(Raw records)
___

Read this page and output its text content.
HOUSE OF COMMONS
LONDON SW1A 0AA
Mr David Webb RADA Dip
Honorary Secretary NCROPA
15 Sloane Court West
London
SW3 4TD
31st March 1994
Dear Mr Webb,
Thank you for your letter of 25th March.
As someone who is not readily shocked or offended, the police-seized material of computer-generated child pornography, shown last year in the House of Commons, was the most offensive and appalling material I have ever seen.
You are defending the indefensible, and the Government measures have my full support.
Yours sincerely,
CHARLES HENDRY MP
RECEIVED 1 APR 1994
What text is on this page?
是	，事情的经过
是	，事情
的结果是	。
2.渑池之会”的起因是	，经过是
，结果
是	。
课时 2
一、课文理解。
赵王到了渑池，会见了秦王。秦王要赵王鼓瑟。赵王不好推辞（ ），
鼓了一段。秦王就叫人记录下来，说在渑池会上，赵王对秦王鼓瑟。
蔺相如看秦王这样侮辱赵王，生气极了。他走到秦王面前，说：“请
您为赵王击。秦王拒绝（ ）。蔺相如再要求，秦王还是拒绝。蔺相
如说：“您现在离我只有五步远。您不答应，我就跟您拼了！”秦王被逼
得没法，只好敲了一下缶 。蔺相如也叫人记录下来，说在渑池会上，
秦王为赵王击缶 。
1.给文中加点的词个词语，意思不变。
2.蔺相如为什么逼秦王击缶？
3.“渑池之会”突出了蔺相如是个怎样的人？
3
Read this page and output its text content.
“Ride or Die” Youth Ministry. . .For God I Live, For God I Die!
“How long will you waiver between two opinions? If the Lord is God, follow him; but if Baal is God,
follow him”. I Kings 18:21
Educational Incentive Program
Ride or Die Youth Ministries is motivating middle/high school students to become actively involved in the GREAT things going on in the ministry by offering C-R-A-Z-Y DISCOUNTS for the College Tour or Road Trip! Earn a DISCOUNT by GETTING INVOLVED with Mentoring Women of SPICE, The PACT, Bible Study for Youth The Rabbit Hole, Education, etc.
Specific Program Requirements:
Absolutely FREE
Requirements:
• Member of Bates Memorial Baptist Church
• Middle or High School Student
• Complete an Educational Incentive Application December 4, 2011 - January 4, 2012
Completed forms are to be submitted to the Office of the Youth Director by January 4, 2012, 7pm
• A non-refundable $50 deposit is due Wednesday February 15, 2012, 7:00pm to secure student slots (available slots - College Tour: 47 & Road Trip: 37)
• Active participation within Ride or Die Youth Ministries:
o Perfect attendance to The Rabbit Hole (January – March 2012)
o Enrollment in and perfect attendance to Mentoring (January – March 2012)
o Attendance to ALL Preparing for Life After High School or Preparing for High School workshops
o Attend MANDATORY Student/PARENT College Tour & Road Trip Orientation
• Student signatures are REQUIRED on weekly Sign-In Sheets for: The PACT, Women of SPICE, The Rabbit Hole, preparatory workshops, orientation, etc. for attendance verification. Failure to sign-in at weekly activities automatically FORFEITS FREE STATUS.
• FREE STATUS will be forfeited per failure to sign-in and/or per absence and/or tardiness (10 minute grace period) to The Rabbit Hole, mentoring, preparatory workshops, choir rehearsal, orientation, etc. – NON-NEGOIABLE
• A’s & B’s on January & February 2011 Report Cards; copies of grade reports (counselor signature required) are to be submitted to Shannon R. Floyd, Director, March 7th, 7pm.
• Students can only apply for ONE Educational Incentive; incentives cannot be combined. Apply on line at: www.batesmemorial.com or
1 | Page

___

### GIVEN TASK
Gather all lines with the string "Ministries" from the data.

### ANSWER TO THIS PROBLEM
Ride or Die Youth Ministries is motivating middle/high school students to become actively involved in the GREAT things going on in the ministry by offering C-R-A-Z-Y DISCOUNTS for the College Tour or Road Trip! Earn a DISCOUNT by GETTING INVOLVED with Mentoring Women of SPICE, The PACT, Bible Study for Youth The Rabbit Hole, Education, etc.
• Active participation within Ride or Die Youth Ministries:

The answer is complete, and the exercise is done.